→ SUPPLIED MATERIAL
==*==

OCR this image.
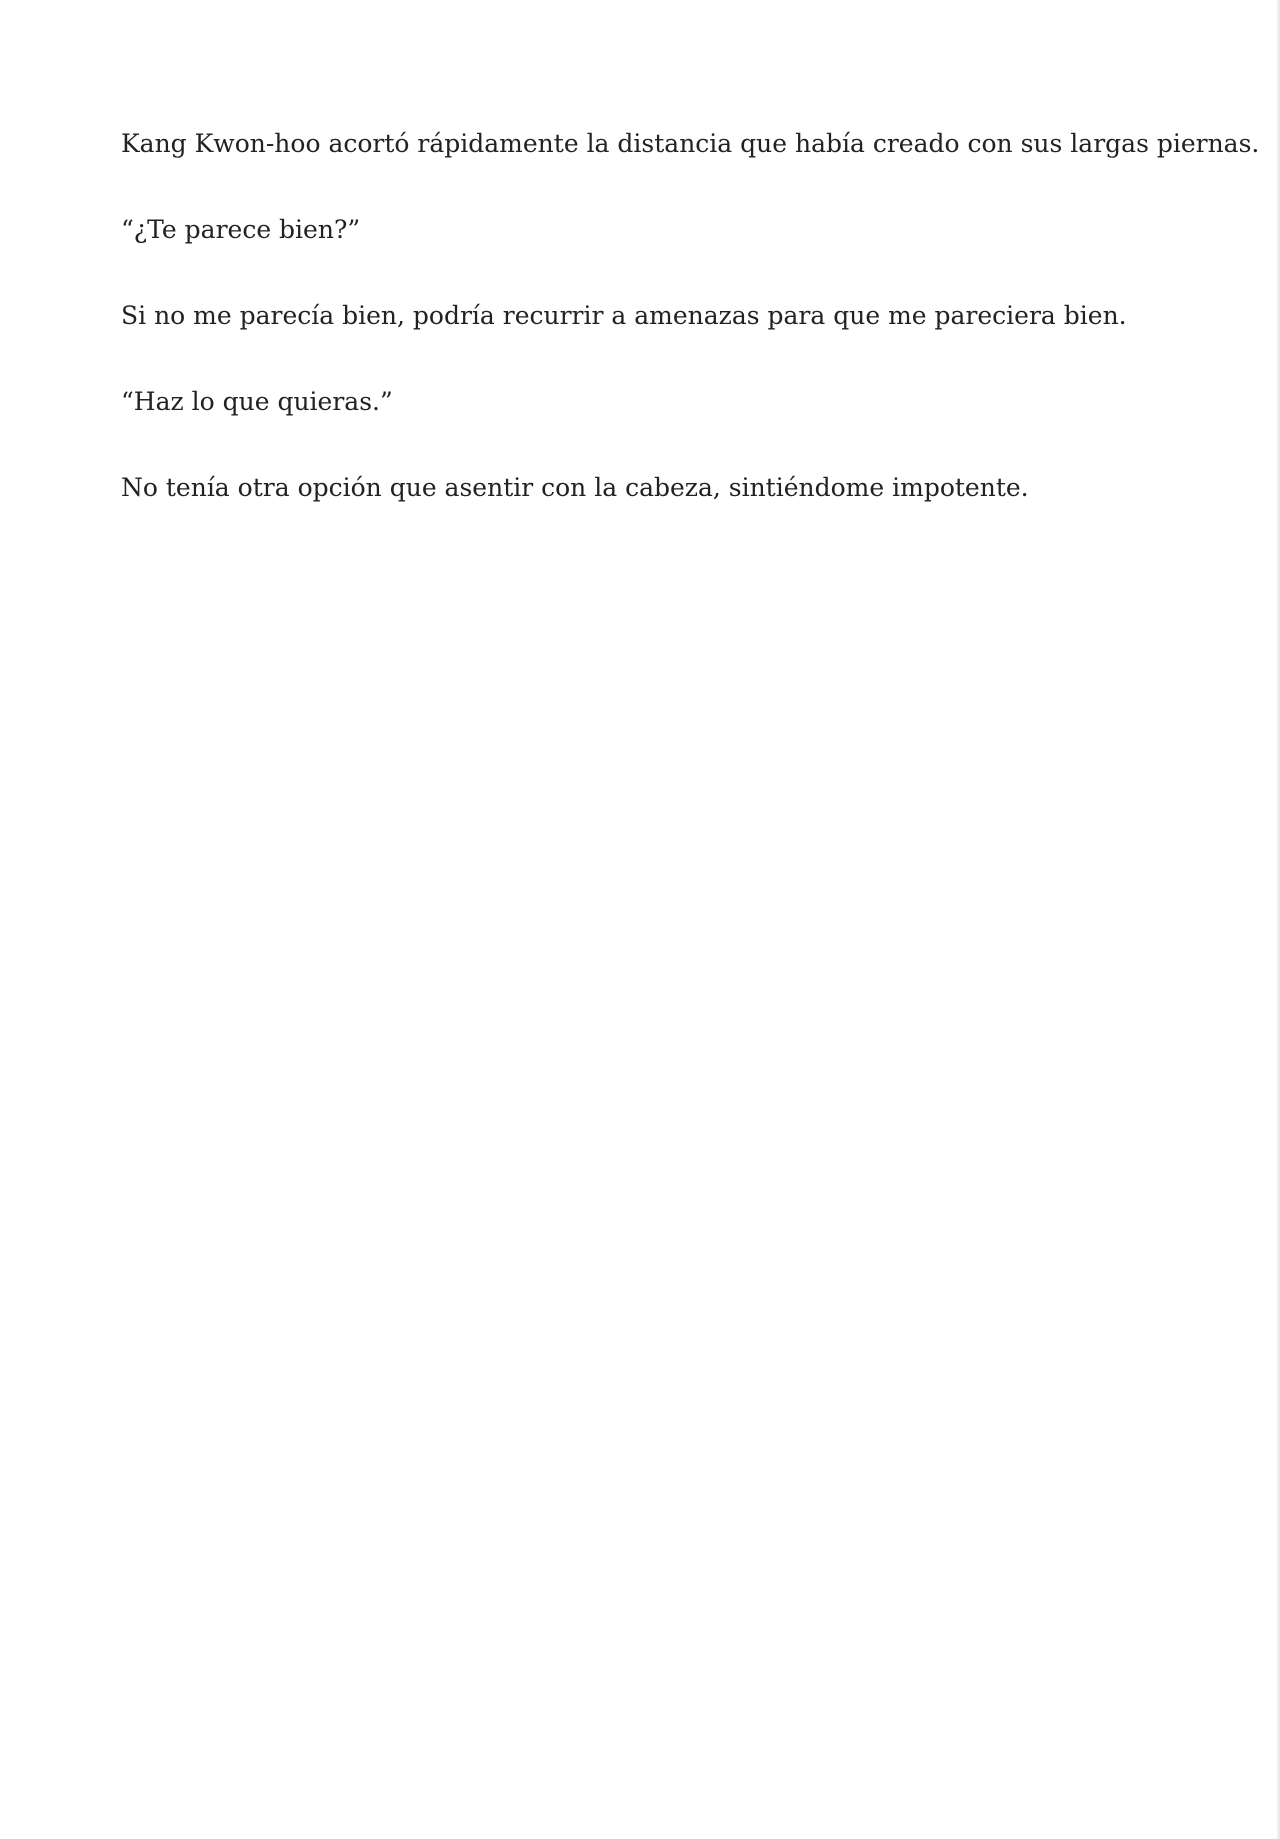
Kang Kwon-hoo acortó rápidamente la distancia que había creado con sus largas piernas.

“¿Te parece bien?”

Si no me parecía bien, podría recurrir a amenazas para que me pareciera bien.

“Haz lo que quieras.”

No tenía otra opción que asentir con la cabeza, sintiéndome impotente.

==*==

→ WHAT IS BEING ASKED
Omit pictures; set down the rest of the material word for word.

→ SOLUTION FOR THIS PROBLEM
OCR this image.
Kang Kwon-hoo acortó rápidamente la distancia que había creado con sus largas piernas.

“¿Te parece bien?”

Si no me parecía bien, podría recurrir a amenazas para que me pareciera bien.

“Haz lo que quieras.”

No tenía otra opción que asentir con la cabeza, sintiéndome impotente.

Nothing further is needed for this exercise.